__What you will do__. Omit all images. Transcribe the rest of the material below exactly.

◇ ◇ ◇ ◇ ◇

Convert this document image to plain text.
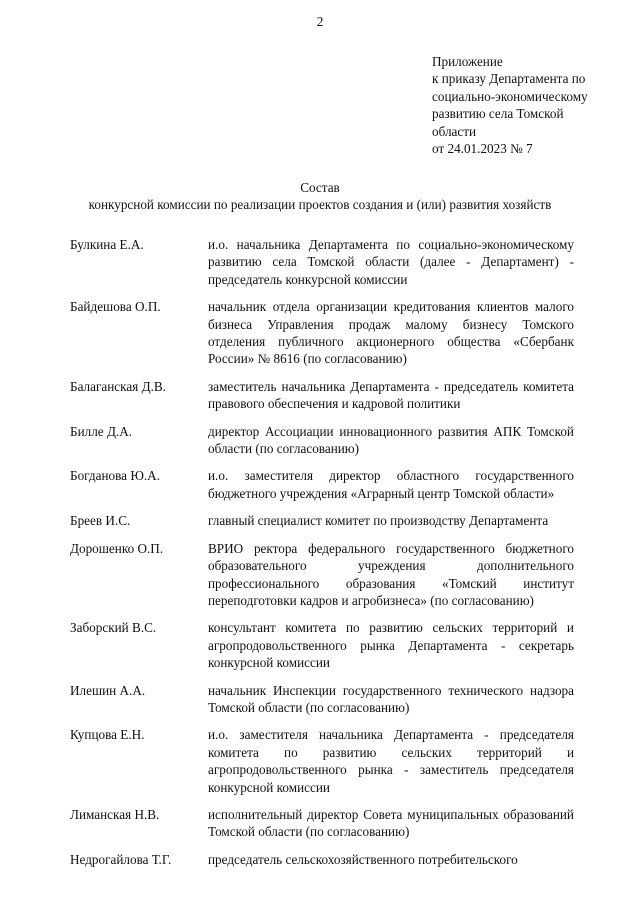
2
Приложение
к приказу Департамента по
социально-экономическому
развитию села Томской
области
от 24.01.2023 № 7
Состав
конкурсной комиссии по реализации проектов создания и (или) развития хозяйств
Булкина Е.А.	и.о. начальника Департамента по социально-экономическому развитию села Томской области (далее - Департамент) - председатель конкурсной комиссии
Байдешова О.П.	начальник отдела организации кредитования клиентов малого бизнеса Управления продаж малому бизнесу Томского отделения публичного акционерного общества «Сбербанк России» № 8616 (по согласованию)
Балаганская Д.В.	заместитель начальника Департамента - председатель комитета правового обеспечения и кадровой политики
Билле Д.А.	директор Ассоциации инновационного развития АПК Томской области (по согласованию)
Богданова Ю.А.	и.о. заместителя директор областного государственного бюджетного учреждения «Аграрный центр Томской области»
Бреев И.С.	главный специалист комитет по производству Департамента
Дорошенко О.П.	ВРИО ректора федерального государственного бюджетного образовательного учреждения дополнительного профессионального образования «Томский институт переподготовки кадров и агробизнеса» (по согласованию)
Заборский В.С.	консультант комитета по развитию сельских территорий и агропродовольственного рынка Департамента - секретарь конкурсной комиссии
Илешин А.А.	начальник Инспекции государственного технического надзора Томской области (по согласованию)
Купцова Е.Н.	и.о. заместителя начальника Департамента - председателя комитета по развитию сельских территорий и агропродовольственного рынка - заместитель председателя конкурсной комиссии
Лиманская Н.В.	исполнительный директор Совета муниципальных образований Томской области (по согласованию)
Недрогайлова Т.Г.	председатель сельскохозяйственного потребительского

◇ ◇ ◇ ◇ ◇

__Final result__.
Convert this document image to plain text.
2
Приложение
к приказу Департамента по
социально-экономическому
развитию села Томской
области
от 24.01.2023 № 7
Состав
конкурсной комиссии по реализации проектов создания и (или) развития хозяйств
Булкина Е.А.	и.о. начальника Департамента по социально-экономическому развитию села Томской области (далее - Департамент) - председатель конкурсной комиссии
Байдешова О.П.	начальник отдела организации кредитования клиентов малого бизнеса Управления продаж малому бизнесу Томского отделения публичного акционерного общества «Сбербанк России» № 8616 (по согласованию)
Балаганская Д.В.	заместитель начальника Департамента - председатель комитета правового обеспечения и кадровой политики
Билле Д.А.	директор Ассоциации инновационного развития АПК Томской области (по согласованию)
Богданова Ю.А.	и.о. заместителя директор областного государственного бюджетного учреждения «Аграрный центр Томской области»
Бреев И.С.	главный специалист комитет по производству Департамента
Дорошенко О.П.	ВРИО ректора федерального государственного бюджетного образовательного учреждения дополнительного профессионального образования «Томский институт переподготовки кадров и агробизнеса» (по согласованию)
Заборский В.С.	консультант комитета по развитию сельских территорий и агропродовольственного рынка Департамента - секретарь конкурсной комиссии
Илешин А.А.	начальник Инспекции государственного технического надзора Томской области (по согласованию)
Купцова Е.Н.	и.о. заместителя начальника Департамента - председателя комитета по развитию сельских территорий и агропродовольственного рынка - заместитель председателя конкурсной комиссии
Лиманская Н.В.	исполнительный директор Совета муниципальных образований Томской области (по согласованию)
Недрогайлова Т.Г.	председатель сельскохозяйственного потребительского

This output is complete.